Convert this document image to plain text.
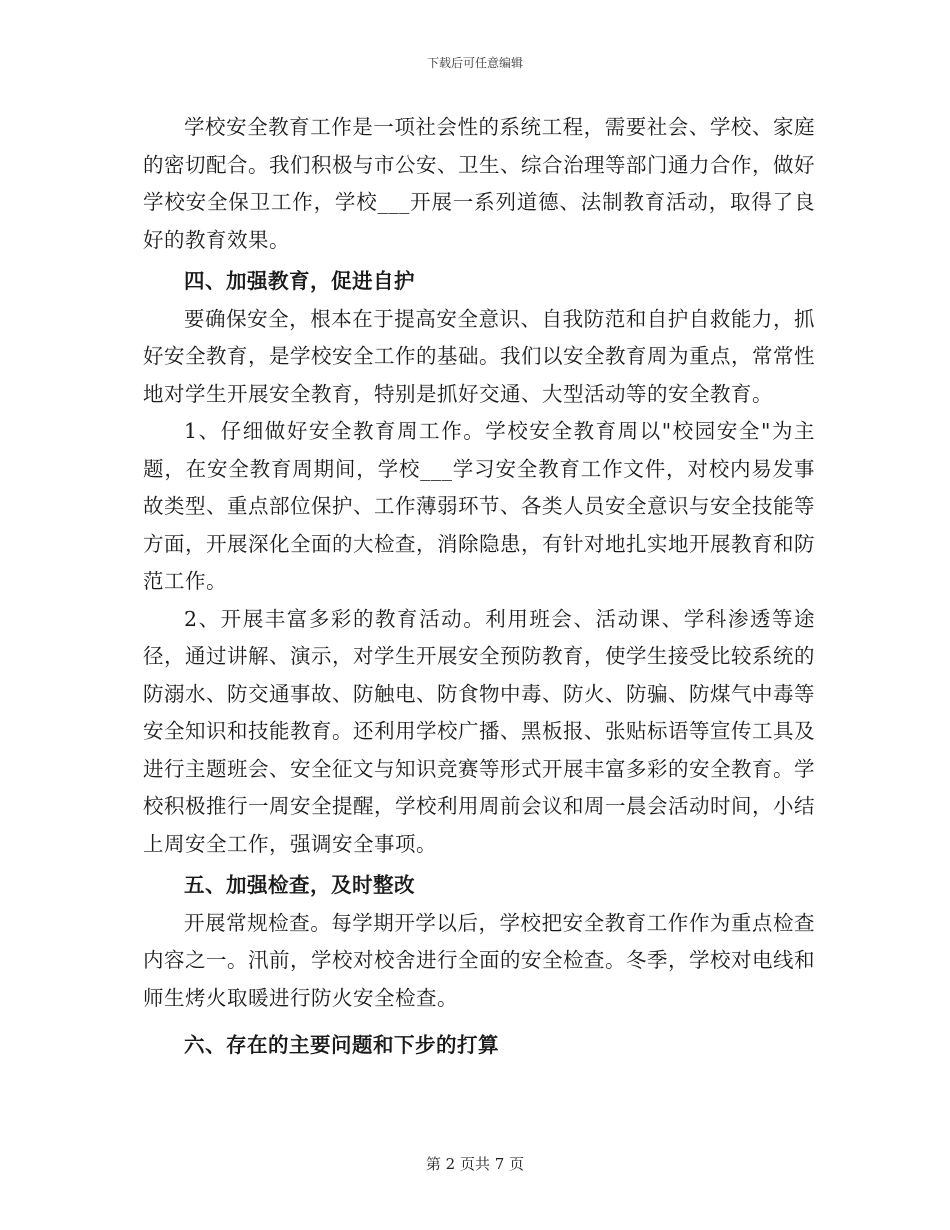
下载后可任意编辑

学校安全教育工作是一项社会性的系统工程，需要社会、学校、家庭的密切配合。我们积极与市公安、卫生、综合治理等部门通力合作，做好学校安全保卫工作，学校___开展一系列道德、法制教育活动，取得了良好的教育效果。

四、加强教育，促进自护

要确保安全，根本在于提高安全意识、自我防范和自护自救能力，抓好安全教育，是学校安全工作的基础。我们以安全教育周为重点，常常性地对学生开展安全教育，特别是抓好交通、大型活动等的安全教育。

1、仔细做好安全教育周工作。学校安全教育周以"校园安全"为主题，在安全教育周期间，学校___学习安全教育工作文件，对校内易发事故类型、重点部位保护、工作薄弱环节、各类人员安全意识与安全技能等方面，开展深化全面的大检查，消除隐患，有针对地扎实地开展教育和防范工作。

2、开展丰富多彩的教育活动。利用班会、活动课、学科渗透等途径，通过讲解、演示，对学生开展安全预防教育，使学生接受比较系统的防溺水、防交通事故、防触电、防食物中毒、防火、防骗、防煤气中毒等安全知识和技能教育。还利用学校广播、黑板报、张贴标语等宣传工具及进行主题班会、安全征文与知识竞赛等形式开展丰富多彩的安全教育。学校积极推行一周安全提醒，学校利用周前会议和周一晨会活动时间，小结上周安全工作，强调安全事项。

五、加强检查，及时整改

开展常规检查。每学期开学以后，学校把安全教育工作作为重点检查内容之一。汛前，学校对校舍进行全面的安全检查。冬季，学校对电线和师生烤火取暖进行防火安全检查。

六、存在的主要问题和下步的打算

第 2 页共 7 页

— YOUR OBJECTIVE —
Copy out the entries verbatim and leave the images out.

— SOLUTION —
Convert this document image to plain text.
下载后可任意编辑

学校安全教育工作是一项社会性的系统工程，需要社会、学校、家庭的密切配合。我们积极与市公安、卫生、综合治理等部门通力合作，做好学校安全保卫工作，学校___开展一系列道德、法制教育活动，取得了良好的教育效果。

四、加强教育，促进自护

要确保安全，根本在于提高安全意识、自我防范和自护自救能力，抓好安全教育，是学校安全工作的基础。我们以安全教育周为重点，常常性地对学生开展安全教育，特别是抓好交通、大型活动等的安全教育。

1、仔细做好安全教育周工作。学校安全教育周以"校园安全"为主题，在安全教育周期间，学校___学习安全教育工作文件，对校内易发事故类型、重点部位保护、工作薄弱环节、各类人员安全意识与安全技能等方面，开展深化全面的大检查，消除隐患，有针对地扎实地开展教育和防范工作。

2、开展丰富多彩的教育活动。利用班会、活动课、学科渗透等途径，通过讲解、演示，对学生开展安全预防教育，使学生接受比较系统的防溺水、防交通事故、防触电、防食物中毒、防火、防骗、防煤气中毒等安全知识和技能教育。还利用学校广播、黑板报、张贴标语等宣传工具及进行主题班会、安全征文与知识竞赛等形式开展丰富多彩的安全教育。学校积极推行一周安全提醒，学校利用周前会议和周一晨会活动时间，小结上周安全工作，强调安全事项。

五、加强检查，及时整改

开展常规检查。每学期开学以后，学校把安全教育工作作为重点检查内容之一。汛前，学校对校舍进行全面的安全检查。冬季，学校对电线和师生烤火取暖进行防火安全检查。

六、存在的主要问题和下步的打算

第 2 页共 7 页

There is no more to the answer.